[WORK TO DO] Note how many lines in the entries contain the string "style", then give that number and nothing else.

(Structured figure records)
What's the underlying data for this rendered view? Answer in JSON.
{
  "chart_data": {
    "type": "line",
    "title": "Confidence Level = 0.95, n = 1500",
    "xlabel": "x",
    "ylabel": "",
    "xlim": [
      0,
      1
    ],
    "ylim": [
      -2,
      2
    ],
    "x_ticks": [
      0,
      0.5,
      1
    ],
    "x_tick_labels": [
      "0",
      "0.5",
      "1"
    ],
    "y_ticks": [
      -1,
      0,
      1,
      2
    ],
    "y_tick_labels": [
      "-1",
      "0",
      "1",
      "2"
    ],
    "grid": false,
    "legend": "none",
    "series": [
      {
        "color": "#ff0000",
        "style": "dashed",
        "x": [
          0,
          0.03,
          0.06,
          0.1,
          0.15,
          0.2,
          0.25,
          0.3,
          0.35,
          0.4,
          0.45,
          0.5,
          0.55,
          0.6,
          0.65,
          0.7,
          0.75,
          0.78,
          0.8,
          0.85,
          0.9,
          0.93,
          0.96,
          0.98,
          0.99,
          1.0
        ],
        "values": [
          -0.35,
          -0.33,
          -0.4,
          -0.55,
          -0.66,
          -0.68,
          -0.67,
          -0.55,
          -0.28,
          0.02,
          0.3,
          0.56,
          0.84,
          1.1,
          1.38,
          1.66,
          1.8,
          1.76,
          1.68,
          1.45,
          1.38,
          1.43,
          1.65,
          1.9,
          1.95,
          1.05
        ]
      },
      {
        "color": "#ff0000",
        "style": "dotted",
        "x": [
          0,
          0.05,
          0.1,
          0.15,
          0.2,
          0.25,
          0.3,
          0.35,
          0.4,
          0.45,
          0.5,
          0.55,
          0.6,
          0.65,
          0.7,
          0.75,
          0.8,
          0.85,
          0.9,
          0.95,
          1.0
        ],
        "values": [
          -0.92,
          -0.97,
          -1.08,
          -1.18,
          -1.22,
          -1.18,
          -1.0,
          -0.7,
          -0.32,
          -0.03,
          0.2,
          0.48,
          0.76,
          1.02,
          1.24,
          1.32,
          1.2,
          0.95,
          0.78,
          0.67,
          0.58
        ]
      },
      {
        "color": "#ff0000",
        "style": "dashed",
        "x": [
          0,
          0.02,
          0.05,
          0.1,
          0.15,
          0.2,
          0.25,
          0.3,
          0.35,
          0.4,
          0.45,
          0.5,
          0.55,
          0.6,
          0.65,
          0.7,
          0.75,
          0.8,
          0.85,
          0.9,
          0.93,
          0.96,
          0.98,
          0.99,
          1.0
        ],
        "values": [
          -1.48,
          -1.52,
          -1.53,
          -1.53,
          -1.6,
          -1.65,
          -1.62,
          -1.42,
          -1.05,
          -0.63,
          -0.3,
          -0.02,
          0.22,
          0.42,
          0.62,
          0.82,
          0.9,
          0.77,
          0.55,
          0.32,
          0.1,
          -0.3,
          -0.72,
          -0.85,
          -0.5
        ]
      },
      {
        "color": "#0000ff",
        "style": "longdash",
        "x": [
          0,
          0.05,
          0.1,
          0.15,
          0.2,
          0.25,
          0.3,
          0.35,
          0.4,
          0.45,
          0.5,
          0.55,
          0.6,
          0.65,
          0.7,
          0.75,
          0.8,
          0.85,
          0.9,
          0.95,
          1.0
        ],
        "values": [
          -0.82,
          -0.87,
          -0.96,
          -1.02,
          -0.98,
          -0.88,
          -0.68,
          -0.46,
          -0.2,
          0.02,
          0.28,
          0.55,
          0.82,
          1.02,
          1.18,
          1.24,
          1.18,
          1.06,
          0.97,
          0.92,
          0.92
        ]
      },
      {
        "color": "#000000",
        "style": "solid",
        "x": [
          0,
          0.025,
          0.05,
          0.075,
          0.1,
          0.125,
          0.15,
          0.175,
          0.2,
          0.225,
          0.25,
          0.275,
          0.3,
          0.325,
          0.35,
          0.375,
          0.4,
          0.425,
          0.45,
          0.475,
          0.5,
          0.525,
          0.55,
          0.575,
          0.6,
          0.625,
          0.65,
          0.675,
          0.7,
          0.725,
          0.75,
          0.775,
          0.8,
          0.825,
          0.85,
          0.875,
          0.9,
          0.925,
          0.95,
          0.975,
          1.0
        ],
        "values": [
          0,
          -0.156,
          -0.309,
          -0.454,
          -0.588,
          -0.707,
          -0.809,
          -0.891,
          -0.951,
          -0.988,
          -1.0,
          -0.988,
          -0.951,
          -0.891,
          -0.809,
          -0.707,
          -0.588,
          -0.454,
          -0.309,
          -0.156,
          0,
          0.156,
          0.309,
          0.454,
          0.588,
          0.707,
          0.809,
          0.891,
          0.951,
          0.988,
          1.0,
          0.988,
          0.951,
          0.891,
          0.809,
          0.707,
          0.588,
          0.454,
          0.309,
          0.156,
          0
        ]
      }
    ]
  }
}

[TASK RESULT] 5